▼

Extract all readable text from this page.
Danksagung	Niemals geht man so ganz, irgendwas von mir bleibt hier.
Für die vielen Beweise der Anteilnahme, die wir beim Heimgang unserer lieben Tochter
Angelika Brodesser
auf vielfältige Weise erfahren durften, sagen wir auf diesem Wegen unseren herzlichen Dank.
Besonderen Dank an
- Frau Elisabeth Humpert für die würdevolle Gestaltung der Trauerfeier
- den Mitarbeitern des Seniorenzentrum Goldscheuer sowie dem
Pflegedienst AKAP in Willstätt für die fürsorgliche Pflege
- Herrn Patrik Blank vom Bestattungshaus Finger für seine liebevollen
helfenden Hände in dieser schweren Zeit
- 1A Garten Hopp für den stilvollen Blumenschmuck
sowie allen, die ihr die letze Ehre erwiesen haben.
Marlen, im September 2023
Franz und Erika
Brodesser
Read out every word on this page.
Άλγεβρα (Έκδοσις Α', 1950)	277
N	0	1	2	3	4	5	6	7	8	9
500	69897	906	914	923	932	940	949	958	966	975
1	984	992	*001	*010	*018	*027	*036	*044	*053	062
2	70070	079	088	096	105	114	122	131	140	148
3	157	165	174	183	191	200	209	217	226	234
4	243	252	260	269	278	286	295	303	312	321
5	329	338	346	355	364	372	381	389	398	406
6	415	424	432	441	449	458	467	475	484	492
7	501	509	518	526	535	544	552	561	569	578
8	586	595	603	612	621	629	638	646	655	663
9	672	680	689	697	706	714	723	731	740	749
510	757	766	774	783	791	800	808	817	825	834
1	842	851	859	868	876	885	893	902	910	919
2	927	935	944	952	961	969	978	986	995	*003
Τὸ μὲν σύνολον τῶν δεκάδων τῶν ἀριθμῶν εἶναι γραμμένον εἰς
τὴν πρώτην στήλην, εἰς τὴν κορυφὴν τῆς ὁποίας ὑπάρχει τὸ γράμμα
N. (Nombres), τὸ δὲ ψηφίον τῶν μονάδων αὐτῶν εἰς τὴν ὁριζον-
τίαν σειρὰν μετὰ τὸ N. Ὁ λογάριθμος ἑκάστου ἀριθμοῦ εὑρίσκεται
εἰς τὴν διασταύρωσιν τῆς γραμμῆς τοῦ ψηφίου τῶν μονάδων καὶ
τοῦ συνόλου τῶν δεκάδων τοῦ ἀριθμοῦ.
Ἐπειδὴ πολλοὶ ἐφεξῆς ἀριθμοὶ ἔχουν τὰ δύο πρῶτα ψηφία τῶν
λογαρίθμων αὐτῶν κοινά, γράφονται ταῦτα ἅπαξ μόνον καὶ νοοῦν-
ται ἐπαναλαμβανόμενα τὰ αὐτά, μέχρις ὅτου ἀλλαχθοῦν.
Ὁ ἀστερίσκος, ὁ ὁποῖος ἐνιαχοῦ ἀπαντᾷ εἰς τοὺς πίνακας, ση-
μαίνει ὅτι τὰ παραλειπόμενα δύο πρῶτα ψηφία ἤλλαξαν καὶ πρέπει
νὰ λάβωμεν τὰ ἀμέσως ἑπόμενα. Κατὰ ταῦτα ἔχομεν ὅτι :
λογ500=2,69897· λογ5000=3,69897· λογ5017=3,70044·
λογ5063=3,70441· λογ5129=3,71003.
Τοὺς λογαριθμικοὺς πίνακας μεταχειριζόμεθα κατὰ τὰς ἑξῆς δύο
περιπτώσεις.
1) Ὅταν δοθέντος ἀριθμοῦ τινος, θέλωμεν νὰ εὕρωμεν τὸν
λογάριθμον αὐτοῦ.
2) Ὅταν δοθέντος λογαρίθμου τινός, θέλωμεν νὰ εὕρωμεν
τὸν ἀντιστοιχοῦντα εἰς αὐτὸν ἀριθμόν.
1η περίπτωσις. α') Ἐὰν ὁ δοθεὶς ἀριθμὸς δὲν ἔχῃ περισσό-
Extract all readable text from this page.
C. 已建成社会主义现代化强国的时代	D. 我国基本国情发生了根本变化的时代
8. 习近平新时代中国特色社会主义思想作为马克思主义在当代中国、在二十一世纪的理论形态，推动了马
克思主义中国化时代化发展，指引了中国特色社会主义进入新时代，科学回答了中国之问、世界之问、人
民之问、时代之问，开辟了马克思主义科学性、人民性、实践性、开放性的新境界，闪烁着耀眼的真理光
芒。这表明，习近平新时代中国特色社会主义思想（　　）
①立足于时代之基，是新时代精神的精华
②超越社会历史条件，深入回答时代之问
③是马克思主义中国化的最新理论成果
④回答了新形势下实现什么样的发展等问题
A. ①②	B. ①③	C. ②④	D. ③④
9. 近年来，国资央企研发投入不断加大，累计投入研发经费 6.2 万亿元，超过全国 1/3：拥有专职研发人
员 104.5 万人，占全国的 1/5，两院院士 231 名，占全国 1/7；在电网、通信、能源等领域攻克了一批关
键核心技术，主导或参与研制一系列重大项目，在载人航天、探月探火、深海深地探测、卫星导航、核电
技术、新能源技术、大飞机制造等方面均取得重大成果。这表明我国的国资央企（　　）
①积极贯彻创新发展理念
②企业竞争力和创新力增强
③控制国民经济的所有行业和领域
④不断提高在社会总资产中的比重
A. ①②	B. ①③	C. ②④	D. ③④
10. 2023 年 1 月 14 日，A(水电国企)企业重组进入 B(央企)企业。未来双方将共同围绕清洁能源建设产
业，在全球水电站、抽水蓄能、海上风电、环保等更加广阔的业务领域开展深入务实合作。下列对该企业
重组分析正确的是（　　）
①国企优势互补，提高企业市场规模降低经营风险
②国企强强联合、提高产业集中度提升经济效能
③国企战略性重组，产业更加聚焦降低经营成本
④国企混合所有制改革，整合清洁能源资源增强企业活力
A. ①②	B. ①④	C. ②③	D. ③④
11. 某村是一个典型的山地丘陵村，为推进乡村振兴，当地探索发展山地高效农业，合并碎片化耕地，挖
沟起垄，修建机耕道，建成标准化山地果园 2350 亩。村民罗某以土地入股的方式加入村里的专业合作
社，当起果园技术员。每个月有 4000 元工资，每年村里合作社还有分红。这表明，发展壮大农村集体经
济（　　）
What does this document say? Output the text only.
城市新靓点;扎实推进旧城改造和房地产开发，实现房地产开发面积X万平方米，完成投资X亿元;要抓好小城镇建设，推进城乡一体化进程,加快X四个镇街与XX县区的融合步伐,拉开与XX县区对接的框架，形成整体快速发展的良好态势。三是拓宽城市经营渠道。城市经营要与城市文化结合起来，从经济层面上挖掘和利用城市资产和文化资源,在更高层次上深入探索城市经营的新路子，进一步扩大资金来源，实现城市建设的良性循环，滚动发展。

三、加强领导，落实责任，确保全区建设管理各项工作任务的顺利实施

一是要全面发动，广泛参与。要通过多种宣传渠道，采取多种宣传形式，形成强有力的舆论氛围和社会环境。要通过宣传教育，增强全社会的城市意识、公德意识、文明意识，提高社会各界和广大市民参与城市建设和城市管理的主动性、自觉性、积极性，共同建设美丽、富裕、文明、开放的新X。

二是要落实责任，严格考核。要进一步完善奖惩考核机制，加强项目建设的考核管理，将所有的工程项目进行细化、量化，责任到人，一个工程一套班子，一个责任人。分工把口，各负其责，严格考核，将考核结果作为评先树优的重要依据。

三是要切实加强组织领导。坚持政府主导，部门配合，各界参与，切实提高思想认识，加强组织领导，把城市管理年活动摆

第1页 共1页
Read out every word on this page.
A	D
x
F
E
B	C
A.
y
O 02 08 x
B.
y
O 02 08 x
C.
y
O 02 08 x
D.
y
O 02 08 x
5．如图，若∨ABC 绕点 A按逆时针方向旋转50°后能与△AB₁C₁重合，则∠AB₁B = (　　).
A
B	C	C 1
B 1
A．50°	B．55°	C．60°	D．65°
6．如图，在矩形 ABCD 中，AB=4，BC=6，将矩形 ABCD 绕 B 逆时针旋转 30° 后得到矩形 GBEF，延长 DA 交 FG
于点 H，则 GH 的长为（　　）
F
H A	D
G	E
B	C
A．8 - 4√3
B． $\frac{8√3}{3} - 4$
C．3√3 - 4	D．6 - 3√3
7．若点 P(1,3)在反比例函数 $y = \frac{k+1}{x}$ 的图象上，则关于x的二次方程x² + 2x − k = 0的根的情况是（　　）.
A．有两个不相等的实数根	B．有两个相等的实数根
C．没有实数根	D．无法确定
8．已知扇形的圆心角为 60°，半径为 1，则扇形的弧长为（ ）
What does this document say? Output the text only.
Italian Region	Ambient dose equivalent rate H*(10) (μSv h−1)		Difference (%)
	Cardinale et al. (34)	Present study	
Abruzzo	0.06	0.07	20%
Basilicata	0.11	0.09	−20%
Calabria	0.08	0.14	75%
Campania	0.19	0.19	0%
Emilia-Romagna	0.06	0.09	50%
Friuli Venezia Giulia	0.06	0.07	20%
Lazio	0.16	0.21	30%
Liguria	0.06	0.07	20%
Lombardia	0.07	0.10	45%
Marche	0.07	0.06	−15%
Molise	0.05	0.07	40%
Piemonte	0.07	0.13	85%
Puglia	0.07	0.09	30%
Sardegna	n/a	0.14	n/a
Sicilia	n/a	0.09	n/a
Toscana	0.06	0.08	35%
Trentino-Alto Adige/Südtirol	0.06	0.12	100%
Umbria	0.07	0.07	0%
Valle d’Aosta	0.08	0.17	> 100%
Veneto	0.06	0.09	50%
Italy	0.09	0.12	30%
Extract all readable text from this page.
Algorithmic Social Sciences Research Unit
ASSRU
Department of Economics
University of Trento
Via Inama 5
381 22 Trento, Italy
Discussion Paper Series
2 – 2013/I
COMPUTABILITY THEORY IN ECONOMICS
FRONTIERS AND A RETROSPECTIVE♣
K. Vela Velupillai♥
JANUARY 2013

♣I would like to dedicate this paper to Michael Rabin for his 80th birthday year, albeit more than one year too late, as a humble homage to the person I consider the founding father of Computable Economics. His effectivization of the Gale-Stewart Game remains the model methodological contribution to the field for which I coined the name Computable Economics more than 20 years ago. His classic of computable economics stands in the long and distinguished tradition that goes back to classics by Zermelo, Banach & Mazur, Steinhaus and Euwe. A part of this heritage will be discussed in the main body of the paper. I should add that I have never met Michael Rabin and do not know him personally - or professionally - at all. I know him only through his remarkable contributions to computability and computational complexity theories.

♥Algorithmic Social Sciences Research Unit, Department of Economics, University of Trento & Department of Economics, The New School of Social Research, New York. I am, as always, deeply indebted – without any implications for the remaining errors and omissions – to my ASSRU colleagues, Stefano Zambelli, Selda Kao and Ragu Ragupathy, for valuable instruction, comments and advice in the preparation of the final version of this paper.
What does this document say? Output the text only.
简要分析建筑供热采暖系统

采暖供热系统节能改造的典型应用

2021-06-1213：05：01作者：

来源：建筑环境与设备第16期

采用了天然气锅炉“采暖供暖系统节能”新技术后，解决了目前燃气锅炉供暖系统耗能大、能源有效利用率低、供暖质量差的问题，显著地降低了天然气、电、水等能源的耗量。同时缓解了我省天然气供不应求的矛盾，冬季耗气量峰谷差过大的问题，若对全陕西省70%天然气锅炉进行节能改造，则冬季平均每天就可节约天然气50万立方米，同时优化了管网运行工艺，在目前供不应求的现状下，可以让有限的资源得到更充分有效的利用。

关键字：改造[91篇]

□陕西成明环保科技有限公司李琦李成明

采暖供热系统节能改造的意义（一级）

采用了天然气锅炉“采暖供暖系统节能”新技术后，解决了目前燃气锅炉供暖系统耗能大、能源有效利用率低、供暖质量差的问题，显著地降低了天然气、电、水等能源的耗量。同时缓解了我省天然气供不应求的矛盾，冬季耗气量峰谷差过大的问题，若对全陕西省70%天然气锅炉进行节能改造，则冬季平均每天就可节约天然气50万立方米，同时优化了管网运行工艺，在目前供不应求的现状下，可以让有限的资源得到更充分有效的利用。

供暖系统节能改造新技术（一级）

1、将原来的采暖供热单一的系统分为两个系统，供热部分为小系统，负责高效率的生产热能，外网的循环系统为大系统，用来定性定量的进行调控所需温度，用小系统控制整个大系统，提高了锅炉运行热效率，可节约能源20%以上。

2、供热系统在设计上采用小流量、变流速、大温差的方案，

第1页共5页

▲

■ **TASK**
Of all the lines in the material above, how many contain the word "ψηφία"? Give only the count.

■ **REPLY TO THE EXERCISE**
2